Provided records
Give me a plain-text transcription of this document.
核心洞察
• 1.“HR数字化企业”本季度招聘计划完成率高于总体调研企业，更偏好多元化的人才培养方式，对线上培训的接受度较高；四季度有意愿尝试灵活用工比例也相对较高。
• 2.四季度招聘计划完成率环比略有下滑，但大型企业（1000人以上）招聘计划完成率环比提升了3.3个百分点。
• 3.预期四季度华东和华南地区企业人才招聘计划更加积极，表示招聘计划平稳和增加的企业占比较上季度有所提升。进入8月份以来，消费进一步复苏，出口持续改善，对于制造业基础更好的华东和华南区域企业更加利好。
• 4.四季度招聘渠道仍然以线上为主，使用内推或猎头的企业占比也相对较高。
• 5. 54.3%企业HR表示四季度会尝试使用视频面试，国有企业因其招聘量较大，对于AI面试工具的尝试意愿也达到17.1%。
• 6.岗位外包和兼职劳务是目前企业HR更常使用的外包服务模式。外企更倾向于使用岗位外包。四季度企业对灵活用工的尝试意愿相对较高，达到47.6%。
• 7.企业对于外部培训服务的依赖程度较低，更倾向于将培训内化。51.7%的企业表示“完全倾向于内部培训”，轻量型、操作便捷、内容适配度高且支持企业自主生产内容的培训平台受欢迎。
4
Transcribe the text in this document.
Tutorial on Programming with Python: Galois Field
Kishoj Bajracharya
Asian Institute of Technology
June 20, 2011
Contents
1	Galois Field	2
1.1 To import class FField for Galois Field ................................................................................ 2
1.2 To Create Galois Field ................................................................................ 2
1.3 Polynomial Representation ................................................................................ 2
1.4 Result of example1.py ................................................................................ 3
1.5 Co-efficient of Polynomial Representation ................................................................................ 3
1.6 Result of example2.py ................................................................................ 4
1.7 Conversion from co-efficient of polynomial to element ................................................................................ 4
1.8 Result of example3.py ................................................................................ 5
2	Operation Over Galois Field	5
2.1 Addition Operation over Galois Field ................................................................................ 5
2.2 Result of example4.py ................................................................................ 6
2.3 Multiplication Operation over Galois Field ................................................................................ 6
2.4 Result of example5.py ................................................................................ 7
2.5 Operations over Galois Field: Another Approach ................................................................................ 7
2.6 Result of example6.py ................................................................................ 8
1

Problem details
Check each line of the entries for the string "efficient". Copy the lines that have it.

Task solution
1.5 Co-efficient of Polynomial Representation ................................................................................ 3
1.7 Conversion from co-efficient of polynomial to element ................................................................................ 4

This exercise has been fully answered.